RAW RECORDS:
______________________________

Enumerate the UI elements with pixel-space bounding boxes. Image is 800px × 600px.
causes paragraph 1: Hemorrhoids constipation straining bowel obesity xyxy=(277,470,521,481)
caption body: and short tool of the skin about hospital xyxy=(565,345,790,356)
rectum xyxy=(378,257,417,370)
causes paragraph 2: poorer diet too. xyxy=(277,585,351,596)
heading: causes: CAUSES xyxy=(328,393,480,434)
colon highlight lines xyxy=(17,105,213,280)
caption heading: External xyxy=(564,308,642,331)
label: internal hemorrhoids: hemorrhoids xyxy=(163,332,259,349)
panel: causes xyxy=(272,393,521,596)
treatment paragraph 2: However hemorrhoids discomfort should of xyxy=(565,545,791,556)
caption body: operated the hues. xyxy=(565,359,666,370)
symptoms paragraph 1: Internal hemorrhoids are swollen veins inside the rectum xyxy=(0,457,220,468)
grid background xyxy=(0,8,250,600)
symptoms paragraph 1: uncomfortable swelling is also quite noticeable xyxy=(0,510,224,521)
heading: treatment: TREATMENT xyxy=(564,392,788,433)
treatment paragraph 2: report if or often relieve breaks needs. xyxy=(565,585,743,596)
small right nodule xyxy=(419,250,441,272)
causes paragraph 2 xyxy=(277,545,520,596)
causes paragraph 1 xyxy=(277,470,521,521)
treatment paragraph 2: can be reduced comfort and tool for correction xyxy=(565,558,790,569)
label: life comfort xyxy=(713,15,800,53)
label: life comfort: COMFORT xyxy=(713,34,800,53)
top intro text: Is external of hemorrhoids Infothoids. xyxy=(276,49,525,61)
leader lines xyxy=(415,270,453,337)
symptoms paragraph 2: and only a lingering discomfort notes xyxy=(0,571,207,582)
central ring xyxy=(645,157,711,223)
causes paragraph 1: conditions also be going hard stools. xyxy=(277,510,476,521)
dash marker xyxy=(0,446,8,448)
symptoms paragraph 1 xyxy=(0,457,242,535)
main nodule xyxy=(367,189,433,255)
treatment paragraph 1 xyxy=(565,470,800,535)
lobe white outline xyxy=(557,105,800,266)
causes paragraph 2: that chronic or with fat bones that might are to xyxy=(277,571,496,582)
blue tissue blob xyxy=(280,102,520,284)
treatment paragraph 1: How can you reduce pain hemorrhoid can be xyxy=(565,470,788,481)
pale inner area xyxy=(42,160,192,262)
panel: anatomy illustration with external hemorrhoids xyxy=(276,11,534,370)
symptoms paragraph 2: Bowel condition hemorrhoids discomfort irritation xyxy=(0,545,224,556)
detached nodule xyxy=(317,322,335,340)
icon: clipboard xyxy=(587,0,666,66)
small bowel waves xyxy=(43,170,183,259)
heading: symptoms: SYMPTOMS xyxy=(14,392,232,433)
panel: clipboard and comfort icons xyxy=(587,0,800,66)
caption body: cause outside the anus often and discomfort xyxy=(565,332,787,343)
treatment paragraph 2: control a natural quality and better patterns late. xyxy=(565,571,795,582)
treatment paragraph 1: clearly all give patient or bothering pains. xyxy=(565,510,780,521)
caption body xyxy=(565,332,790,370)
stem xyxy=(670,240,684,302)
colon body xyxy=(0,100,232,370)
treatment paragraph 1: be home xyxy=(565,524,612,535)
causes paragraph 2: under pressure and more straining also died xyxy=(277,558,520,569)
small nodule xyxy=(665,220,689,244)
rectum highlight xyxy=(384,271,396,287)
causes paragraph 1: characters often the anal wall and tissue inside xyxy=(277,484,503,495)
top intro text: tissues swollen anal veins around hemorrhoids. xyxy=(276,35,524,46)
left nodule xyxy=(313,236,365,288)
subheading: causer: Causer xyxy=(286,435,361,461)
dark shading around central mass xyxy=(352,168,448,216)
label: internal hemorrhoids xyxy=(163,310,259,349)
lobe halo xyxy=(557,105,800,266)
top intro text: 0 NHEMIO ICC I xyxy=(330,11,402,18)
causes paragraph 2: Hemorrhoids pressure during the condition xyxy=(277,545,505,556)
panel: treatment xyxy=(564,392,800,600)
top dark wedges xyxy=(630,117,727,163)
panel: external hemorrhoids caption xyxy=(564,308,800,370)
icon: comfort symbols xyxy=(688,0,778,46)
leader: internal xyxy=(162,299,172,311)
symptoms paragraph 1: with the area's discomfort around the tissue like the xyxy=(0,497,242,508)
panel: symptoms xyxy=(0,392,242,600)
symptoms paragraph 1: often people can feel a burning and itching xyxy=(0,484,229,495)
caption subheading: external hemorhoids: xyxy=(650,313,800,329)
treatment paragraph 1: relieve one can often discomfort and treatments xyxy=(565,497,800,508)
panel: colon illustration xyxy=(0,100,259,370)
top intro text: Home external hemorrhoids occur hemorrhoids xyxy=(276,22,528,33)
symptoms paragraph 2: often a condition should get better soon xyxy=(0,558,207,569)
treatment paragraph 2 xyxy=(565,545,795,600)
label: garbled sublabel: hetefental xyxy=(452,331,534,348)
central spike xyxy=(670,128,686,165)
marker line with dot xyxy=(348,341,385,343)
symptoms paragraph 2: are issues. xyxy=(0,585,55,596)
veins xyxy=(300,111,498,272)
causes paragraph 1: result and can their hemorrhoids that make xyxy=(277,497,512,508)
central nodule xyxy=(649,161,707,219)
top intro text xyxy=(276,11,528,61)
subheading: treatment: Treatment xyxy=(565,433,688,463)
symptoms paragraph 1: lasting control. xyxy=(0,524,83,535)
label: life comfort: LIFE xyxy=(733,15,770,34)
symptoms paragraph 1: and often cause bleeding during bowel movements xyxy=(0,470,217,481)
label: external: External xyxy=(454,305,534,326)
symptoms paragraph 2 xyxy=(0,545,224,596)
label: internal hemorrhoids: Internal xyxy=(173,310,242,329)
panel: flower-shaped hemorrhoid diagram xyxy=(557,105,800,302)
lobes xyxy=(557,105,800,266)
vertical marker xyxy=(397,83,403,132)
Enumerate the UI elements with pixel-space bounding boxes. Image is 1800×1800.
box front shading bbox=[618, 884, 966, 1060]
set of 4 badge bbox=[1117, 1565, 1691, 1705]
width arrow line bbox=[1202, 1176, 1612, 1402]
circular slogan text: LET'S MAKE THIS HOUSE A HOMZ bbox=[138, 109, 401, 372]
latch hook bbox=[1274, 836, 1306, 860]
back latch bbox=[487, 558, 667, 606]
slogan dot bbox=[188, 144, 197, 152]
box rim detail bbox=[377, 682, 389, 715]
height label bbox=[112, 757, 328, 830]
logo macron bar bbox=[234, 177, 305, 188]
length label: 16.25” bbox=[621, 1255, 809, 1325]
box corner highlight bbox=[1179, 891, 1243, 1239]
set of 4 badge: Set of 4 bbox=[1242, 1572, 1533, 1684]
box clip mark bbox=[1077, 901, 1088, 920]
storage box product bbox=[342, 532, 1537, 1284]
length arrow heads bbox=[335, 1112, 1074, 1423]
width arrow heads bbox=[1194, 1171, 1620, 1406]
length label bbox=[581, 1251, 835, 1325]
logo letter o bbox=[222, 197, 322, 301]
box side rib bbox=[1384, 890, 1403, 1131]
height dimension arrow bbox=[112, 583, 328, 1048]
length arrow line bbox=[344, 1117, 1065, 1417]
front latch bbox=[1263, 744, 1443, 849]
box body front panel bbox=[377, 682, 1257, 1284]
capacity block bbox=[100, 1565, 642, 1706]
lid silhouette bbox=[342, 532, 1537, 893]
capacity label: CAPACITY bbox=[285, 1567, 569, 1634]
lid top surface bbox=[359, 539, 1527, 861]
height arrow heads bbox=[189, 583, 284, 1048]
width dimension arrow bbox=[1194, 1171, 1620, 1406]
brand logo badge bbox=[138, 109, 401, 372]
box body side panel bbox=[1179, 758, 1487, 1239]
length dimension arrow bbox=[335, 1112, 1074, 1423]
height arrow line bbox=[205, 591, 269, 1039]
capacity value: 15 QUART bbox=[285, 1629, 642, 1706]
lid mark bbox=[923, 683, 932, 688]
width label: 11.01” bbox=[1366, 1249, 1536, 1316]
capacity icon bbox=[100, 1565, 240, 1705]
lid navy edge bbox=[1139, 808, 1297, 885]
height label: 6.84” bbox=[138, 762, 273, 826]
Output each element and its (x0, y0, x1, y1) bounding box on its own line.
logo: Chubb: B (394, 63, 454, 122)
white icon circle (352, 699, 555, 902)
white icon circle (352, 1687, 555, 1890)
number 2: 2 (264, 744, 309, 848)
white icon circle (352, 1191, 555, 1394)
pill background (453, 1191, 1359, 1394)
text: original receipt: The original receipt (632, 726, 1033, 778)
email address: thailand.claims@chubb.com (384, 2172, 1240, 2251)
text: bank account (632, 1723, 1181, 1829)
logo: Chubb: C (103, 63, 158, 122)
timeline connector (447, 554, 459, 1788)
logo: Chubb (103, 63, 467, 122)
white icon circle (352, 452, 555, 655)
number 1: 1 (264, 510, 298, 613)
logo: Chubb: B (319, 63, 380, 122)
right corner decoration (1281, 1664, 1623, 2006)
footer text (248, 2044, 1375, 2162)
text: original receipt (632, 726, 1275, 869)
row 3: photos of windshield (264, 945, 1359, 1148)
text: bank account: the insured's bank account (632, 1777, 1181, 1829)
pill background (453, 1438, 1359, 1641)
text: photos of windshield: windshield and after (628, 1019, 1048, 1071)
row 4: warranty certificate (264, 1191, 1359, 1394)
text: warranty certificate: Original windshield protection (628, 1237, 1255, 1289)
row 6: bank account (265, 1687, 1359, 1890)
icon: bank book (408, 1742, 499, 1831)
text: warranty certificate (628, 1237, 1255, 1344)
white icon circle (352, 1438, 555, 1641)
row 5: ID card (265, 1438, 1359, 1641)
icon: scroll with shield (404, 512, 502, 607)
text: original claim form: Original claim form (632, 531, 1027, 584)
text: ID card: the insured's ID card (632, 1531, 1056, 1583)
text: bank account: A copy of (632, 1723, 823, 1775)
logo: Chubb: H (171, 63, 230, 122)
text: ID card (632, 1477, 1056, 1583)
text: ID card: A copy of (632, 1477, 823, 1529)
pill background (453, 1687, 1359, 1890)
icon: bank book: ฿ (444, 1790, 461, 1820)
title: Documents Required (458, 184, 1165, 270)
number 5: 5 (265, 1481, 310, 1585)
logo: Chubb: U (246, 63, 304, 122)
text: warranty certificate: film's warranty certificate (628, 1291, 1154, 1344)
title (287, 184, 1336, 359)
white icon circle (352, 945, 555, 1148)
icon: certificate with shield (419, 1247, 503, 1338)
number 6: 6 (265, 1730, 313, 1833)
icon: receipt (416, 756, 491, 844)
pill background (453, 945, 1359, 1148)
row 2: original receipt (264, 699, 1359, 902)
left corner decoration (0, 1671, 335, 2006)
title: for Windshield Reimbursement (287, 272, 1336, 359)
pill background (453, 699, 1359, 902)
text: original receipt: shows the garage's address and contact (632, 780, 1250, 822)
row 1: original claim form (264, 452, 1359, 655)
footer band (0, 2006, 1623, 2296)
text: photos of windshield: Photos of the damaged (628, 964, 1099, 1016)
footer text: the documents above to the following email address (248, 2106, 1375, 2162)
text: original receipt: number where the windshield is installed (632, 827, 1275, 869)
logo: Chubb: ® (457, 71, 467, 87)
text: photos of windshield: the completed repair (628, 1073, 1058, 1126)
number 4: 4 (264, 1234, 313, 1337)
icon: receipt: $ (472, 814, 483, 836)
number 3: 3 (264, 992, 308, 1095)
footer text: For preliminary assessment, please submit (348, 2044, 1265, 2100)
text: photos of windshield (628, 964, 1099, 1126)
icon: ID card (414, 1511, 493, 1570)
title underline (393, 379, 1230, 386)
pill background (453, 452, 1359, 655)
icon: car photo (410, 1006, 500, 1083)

______________________________

DIRECTIVE: Starting with the first line, write out the lines verbatim and stop after the line that contains "caption body: and".

TASK ANSWER:
Enumerate the UI elements with pixel-space bounding boxes. Image is 800px × 600px.
causes paragraph 1: Hemorrhoids constipation straining bowel obesity xyxy=(277,470,521,481)
caption body: and short tool of the skin about hospital xyxy=(565,345,790,356)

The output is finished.